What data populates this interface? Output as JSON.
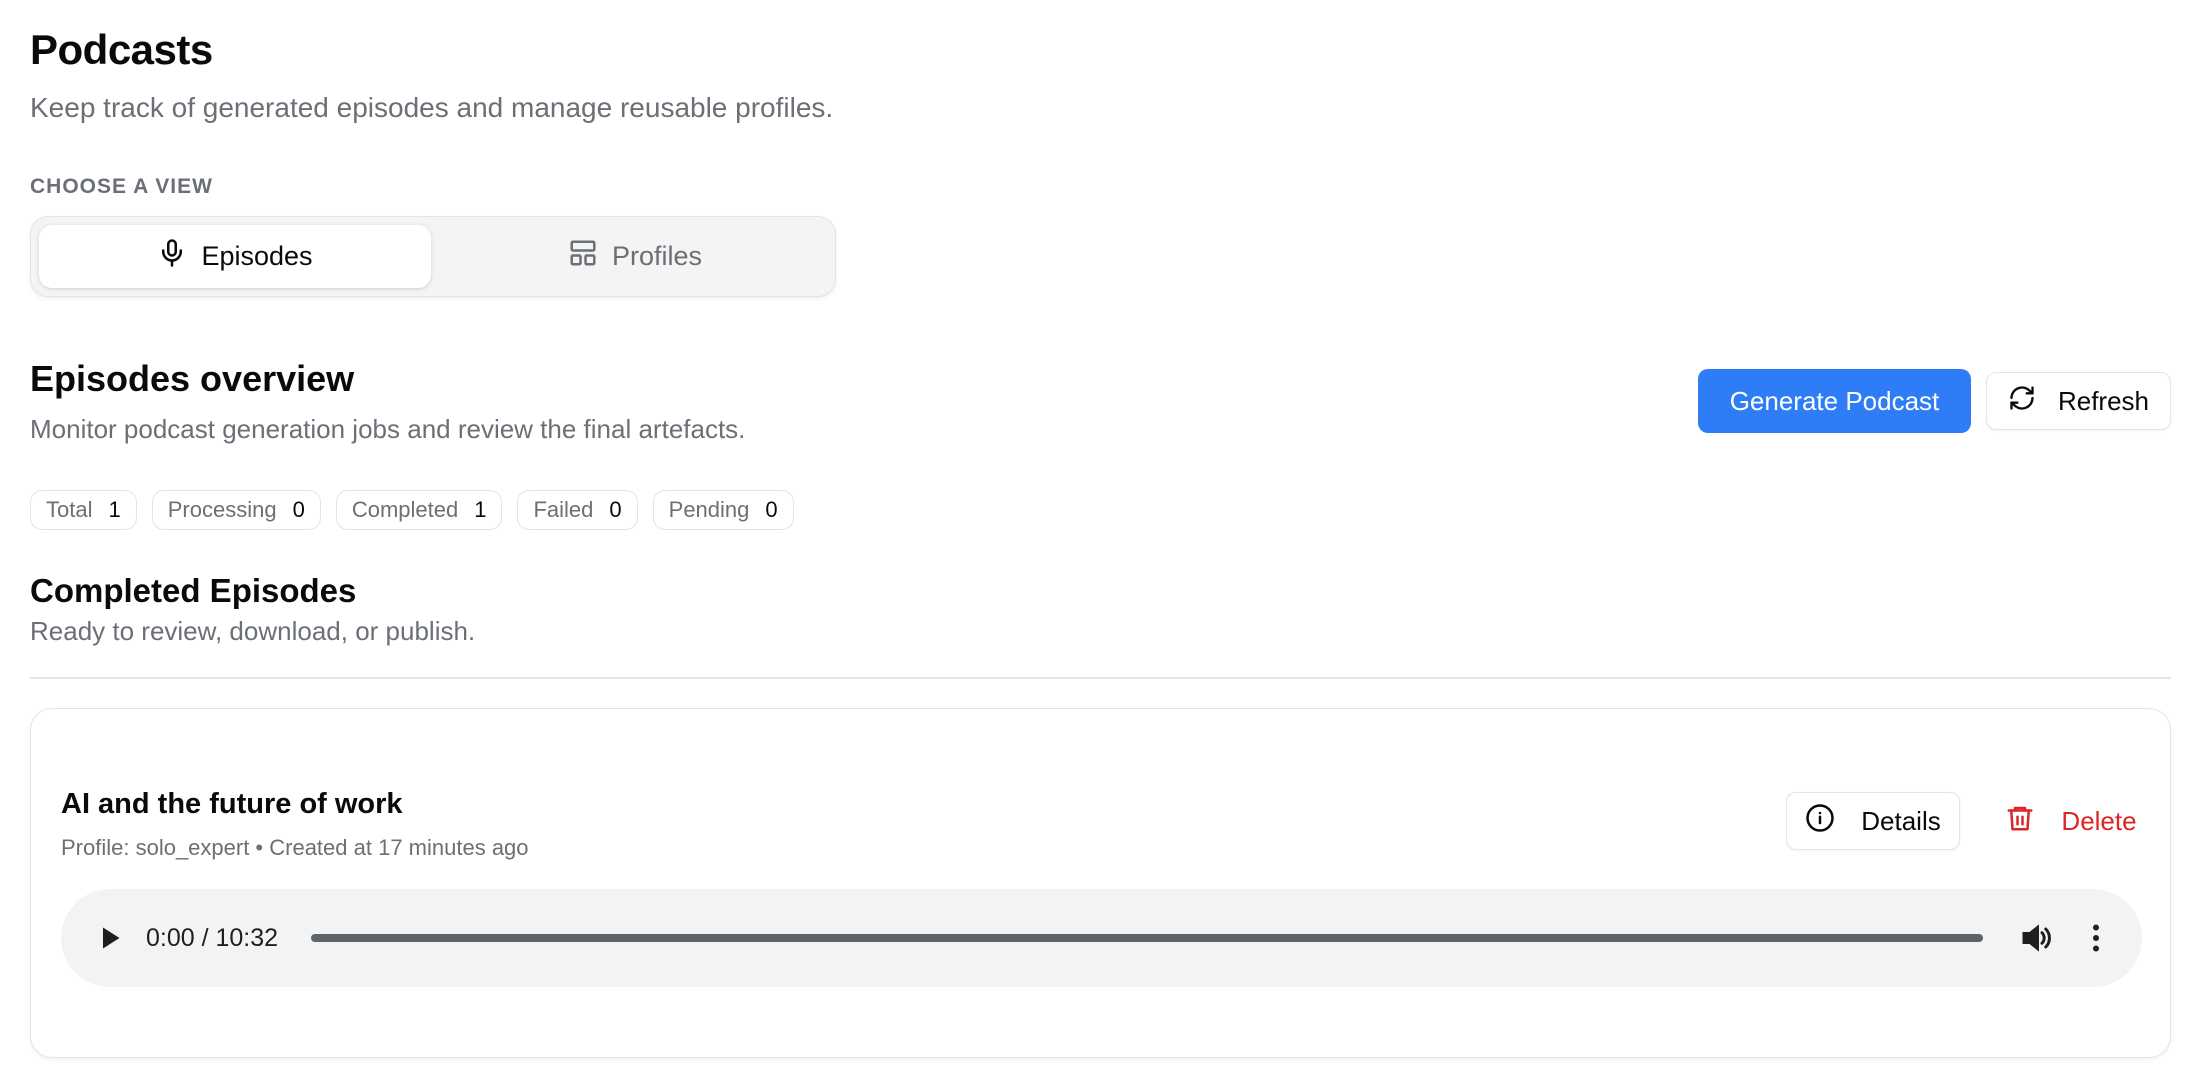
{
  "header": {
    "title": "Podcasts",
    "subtitle": "Keep track of generated episodes and manage reusable profiles."
  },
  "view_selector": {
    "label": "CHOOSE A VIEW",
    "tabs": [
      {
        "label": "Episodes",
        "icon": "microphone-icon",
        "selected": true
      },
      {
        "label": "Profiles",
        "icon": "layout-icon",
        "selected": false
      }
    ]
  },
  "overview": {
    "title": "Episodes overview",
    "subtitle": "Monitor podcast generation jobs and review the final artefacts.",
    "generate_label": "Generate Podcast",
    "refresh_label": "Refresh"
  },
  "stats": [
    {
      "label": "Total",
      "value": "1"
    },
    {
      "label": "Processing",
      "value": "0"
    },
    {
      "label": "Completed",
      "value": "1"
    },
    {
      "label": "Failed",
      "value": "0"
    },
    {
      "label": "Pending",
      "value": "0"
    }
  ],
  "completed": {
    "title": "Completed Episodes",
    "subtitle": "Ready to review, download, or publish."
  },
  "episodes": [
    {
      "title": "AI and the future of work",
      "meta": "Profile: solo_expert • Created at 17 minutes ago",
      "details_label": "Details",
      "delete_label": "Delete",
      "player": {
        "time": "0:00 / 10:32",
        "progress": 0
      }
    }
  ],
  "colors": {
    "primary": "#2f7df6",
    "danger": "#dc2626",
    "muted": "#6b6f76",
    "border": "#e4e4e7"
  }
}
+++
The request: Return the listing above in full and without alteration, excluding its pictures.

Result below:
What data populates this interface? Output as JSON.
{
  "header": {
    "title": "Podcasts",
    "subtitle": "Keep track of generated episodes and manage reusable profiles."
  },
  "view_selector": {
    "label": "CHOOSE A VIEW",
    "tabs": [
      {
        "label": "Episodes",
        "icon": "microphone-icon",
        "selected": true
      },
      {
        "label": "Profiles",
        "icon": "layout-icon",
        "selected": false
      }
    ]
  },
  "overview": {
    "title": "Episodes overview",
    "subtitle": "Monitor podcast generation jobs and review the final artefacts.",
    "generate_label": "Generate Podcast",
    "refresh_label": "Refresh"
  },
  "stats": [
    {
      "label": "Total",
      "value": "1"
    },
    {
      "label": "Processing",
      "value": "0"
    },
    {
      "label": "Completed",
      "value": "1"
    },
    {
      "label": "Failed",
      "value": "0"
    },
    {
      "label": "Pending",
      "value": "0"
    }
  ],
  "completed": {
    "title": "Completed Episodes",
    "subtitle": "Ready to review, download, or publish."
  },
  "episodes": [
    {
      "title": "AI and the future of work",
      "meta": "Profile: solo_expert • Created at 17 minutes ago",
      "details_label": "Details",
      "delete_label": "Delete",
      "player": {
        "time": "0:00 / 10:32",
        "progress": 0
      }
    }
  ],
  "colors": {
    "primary": "#2f7df6",
    "danger": "#dc2626",
    "muted": "#6b6f76",
    "border": "#e4e4e7"
  }
}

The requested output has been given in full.